# START OF Listing
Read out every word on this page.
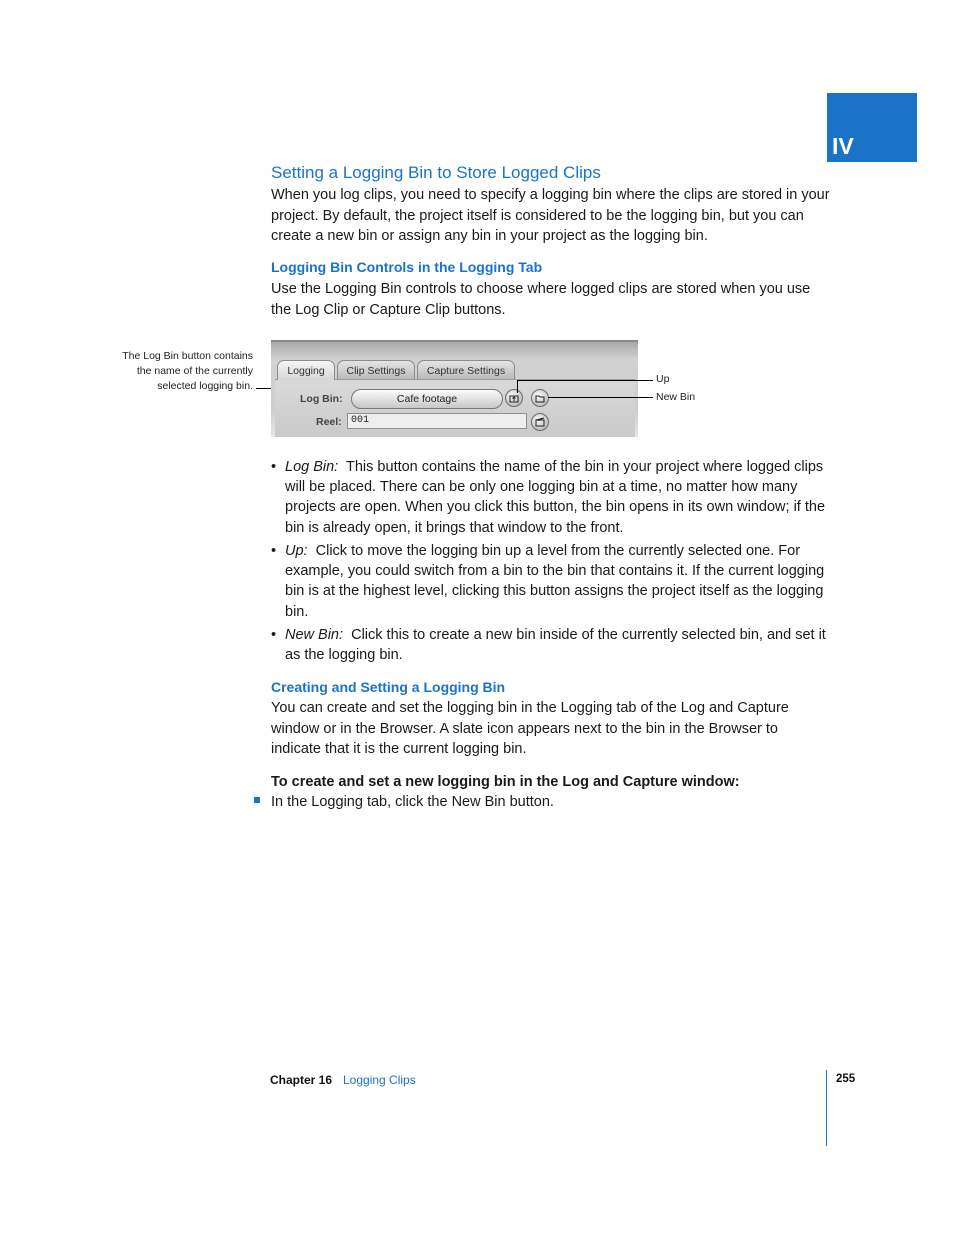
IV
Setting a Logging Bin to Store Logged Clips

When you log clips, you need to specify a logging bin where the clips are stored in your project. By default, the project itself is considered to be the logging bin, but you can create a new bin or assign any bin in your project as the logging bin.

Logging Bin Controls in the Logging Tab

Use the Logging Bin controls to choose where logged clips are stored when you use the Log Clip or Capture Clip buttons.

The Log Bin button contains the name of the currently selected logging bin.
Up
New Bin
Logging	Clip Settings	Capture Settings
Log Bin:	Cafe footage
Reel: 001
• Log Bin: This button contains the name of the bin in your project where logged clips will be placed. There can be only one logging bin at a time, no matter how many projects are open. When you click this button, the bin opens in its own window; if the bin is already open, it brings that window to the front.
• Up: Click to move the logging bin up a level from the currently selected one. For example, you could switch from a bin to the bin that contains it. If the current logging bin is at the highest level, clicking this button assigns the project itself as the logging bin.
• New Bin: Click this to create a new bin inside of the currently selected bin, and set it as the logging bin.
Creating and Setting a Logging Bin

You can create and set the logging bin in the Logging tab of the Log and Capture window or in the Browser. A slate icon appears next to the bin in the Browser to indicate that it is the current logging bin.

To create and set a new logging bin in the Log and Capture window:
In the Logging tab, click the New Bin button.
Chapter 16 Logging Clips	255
# END OF Listing
● Given instruction:
Drop the pictures and reproduce the rest of the entries above exactly.

● Exercise answer:
Read out every word on this page.
IV
Setting a Logging Bin to Store Logged Clips

When you log clips, you need to specify a logging bin where the clips are stored in your project. By default, the project itself is considered to be the logging bin, but you can create a new bin or assign any bin in your project as the logging bin.

Logging Bin Controls in the Logging Tab

Use the Logging Bin controls to choose where logged clips are stored when you use the Log Clip or Capture Clip buttons.

The Log Bin button contains the name of the currently selected logging bin.
Up
New Bin
Logging	Clip Settings	Capture Settings
Log Bin:	Cafe footage
Reel: 001
• Log Bin: This button contains the name of the bin in your project where logged clips will be placed. There can be only one logging bin at a time, no matter how many projects are open. When you click this button, the bin opens in its own window; if the bin is already open, it brings that window to the front.
• Up: Click to move the logging bin up a level from the currently selected one. For example, you could switch from a bin to the bin that contains it. If the current logging bin is at the highest level, clicking this button assigns the project itself as the logging bin.
• New Bin: Click this to create a new bin inside of the currently selected bin, and set it as the logging bin.
Creating and Setting a Logging Bin

You can create and set the logging bin in the Logging tab of the Log and Capture window or in the Browser. A slate icon appears next to the bin in the Browser to indicate that it is the current logging bin.

To create and set a new logging bin in the Log and Capture window:
In the Logging tab, click the New Bin button.
Chapter 16 Logging Clips	255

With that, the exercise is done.